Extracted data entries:
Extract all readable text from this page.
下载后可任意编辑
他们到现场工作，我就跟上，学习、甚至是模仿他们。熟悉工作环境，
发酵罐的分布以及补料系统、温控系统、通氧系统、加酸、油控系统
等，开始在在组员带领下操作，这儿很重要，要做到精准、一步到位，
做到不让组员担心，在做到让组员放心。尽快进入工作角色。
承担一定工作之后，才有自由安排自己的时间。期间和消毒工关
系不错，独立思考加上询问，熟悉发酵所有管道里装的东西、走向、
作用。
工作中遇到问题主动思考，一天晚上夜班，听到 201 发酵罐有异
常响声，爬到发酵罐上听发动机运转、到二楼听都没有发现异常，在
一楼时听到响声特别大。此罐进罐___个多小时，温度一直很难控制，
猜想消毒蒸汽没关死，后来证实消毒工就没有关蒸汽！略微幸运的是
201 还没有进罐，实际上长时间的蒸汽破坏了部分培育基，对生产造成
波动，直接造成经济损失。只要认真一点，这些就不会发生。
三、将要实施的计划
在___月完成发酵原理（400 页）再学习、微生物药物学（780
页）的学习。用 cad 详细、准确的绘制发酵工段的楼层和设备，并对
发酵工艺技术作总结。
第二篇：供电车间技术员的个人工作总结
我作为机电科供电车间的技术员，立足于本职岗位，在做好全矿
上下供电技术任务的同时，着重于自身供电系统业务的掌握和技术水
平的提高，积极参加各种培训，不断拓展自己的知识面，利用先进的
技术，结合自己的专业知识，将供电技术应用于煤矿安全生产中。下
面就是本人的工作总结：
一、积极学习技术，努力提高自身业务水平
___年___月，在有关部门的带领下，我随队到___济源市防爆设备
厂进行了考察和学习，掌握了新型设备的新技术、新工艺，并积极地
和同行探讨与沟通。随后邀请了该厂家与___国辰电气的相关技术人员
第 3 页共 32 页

*WRITTEN EXERCISE*
The entries above must be returned in full, exactly as shown.

*RESULT*
Extract all readable text from this page.
下载后可任意编辑
他们到现场工作，我就跟上，学习、甚至是模仿他们。熟悉工作环境，
发酵罐的分布以及补料系统、温控系统、通氧系统、加酸、油控系统
等，开始在在组员带领下操作，这儿很重要，要做到精准、一步到位，
做到不让组员担心，在做到让组员放心。尽快进入工作角色。
承担一定工作之后，才有自由安排自己的时间。期间和消毒工关
系不错，独立思考加上询问，熟悉发酵所有管道里装的东西、走向、
作用。
工作中遇到问题主动思考，一天晚上夜班，听到 201 发酵罐有异
常响声，爬到发酵罐上听发动机运转、到二楼听都没有发现异常，在
一楼时听到响声特别大。此罐进罐___个多小时，温度一直很难控制，
猜想消毒蒸汽没关死，后来证实消毒工就没有关蒸汽！略微幸运的是
201 还没有进罐，实际上长时间的蒸汽破坏了部分培育基，对生产造成
波动，直接造成经济损失。只要认真一点，这些就不会发生。
三、将要实施的计划
在___月完成发酵原理（400 页）再学习、微生物药物学（780
页）的学习。用 cad 详细、准确的绘制发酵工段的楼层和设备，并对
发酵工艺技术作总结。
第二篇：供电车间技术员的个人工作总结
我作为机电科供电车间的技术员，立足于本职岗位，在做好全矿
上下供电技术任务的同时，着重于自身供电系统业务的掌握和技术水
平的提高，积极参加各种培训，不断拓展自己的知识面，利用先进的
技术，结合自己的专业知识，将供电技术应用于煤矿安全生产中。下
面就是本人的工作总结：
一、积极学习技术，努力提高自身业务水平
___年___月，在有关部门的带领下，我随队到___济源市防爆设备
厂进行了考察和学习，掌握了新型设备的新技术、新工艺，并积极地
和同行探讨与沟通。随后邀请了该厂家与___国辰电气的相关技术人员
第 3 页共 32 页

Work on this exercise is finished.